▸ **Input material**:
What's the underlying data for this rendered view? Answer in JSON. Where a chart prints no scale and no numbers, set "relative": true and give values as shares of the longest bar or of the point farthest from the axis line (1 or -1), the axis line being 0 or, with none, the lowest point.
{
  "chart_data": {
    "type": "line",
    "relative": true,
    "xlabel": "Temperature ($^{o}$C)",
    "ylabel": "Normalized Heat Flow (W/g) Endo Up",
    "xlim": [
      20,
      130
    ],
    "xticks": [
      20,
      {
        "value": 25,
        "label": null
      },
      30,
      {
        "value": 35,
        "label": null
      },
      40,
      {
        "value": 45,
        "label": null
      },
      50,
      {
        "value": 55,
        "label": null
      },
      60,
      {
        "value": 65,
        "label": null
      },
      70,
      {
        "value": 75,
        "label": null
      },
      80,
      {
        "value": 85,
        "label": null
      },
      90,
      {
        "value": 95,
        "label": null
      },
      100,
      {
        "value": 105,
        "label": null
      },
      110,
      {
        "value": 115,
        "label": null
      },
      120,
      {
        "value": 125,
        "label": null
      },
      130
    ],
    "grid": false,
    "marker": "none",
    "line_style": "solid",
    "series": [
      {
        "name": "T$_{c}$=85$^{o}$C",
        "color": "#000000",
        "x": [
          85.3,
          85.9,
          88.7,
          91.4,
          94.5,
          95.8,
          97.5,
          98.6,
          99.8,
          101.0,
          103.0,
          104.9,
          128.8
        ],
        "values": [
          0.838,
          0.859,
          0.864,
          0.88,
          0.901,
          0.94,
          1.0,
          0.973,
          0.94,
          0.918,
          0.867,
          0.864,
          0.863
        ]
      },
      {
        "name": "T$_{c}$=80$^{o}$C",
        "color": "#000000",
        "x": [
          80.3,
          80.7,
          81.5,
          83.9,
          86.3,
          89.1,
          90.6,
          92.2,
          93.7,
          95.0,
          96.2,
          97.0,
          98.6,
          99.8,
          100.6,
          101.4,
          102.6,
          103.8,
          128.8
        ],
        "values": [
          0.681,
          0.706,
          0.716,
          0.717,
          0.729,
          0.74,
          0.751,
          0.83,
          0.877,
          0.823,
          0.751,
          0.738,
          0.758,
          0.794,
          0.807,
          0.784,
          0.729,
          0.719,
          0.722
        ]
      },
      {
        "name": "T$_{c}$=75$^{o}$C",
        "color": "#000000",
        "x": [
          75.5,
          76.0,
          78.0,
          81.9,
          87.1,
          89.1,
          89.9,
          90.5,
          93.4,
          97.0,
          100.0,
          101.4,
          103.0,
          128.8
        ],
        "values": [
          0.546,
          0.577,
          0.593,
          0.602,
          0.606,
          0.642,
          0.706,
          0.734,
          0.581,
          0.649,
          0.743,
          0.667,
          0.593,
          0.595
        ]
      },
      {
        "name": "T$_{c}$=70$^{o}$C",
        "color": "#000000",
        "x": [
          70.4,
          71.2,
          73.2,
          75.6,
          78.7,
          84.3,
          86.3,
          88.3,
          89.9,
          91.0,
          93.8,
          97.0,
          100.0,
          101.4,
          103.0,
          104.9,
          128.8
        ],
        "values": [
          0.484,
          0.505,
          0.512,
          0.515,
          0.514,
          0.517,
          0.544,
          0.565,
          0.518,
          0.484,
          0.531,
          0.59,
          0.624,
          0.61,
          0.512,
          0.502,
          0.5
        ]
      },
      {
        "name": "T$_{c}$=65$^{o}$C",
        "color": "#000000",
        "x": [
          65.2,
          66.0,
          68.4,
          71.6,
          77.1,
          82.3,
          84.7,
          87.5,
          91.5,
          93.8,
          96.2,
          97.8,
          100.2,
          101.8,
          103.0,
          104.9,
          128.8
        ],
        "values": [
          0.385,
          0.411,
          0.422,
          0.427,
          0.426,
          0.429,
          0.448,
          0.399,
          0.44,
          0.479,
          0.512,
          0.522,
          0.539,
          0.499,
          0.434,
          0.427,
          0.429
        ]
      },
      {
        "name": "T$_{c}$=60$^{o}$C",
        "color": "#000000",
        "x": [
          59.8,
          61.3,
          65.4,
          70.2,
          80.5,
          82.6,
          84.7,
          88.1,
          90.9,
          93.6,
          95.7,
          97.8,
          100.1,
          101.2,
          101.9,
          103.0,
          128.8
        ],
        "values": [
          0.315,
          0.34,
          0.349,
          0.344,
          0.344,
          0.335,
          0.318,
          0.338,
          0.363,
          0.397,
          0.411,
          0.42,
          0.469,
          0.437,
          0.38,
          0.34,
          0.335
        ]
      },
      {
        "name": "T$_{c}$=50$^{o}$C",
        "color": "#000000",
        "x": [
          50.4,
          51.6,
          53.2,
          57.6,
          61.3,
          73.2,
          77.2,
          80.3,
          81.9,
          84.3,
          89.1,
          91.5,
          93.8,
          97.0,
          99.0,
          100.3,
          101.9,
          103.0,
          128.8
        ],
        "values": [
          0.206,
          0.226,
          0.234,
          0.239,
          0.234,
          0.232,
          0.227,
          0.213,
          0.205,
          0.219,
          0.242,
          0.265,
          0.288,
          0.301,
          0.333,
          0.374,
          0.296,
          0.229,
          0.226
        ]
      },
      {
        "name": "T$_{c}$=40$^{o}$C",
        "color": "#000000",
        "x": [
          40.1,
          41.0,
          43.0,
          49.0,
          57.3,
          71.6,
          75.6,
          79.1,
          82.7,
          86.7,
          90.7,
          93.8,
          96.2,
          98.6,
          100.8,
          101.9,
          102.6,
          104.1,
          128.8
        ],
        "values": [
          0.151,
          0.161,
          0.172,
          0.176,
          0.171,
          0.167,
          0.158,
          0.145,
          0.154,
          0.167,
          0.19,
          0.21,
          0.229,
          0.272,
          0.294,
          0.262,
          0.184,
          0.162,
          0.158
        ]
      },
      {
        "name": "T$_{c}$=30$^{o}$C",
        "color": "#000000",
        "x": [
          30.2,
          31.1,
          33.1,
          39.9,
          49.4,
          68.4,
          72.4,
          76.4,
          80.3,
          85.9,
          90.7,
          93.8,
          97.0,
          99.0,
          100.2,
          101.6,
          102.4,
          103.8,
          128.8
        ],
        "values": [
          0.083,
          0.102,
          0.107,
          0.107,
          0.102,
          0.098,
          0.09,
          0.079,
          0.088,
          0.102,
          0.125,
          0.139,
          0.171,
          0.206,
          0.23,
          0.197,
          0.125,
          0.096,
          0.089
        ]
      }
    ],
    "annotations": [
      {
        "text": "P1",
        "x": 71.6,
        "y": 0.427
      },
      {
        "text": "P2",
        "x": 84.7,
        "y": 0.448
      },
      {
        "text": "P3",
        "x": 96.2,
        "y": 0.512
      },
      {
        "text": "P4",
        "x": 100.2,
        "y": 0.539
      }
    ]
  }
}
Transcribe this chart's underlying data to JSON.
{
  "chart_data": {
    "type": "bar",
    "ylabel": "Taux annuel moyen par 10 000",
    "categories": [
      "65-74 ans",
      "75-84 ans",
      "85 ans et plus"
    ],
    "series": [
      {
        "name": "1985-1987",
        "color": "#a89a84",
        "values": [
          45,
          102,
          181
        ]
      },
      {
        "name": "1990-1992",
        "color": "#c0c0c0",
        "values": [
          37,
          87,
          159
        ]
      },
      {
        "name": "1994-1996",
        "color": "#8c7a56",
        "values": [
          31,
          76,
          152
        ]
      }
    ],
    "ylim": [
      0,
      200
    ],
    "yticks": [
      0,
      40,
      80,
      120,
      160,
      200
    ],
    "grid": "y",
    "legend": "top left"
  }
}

▸ **What you will do**: Find every line containing the word "ylabel", then give the total and nothing more.

▸ **Reply**: 2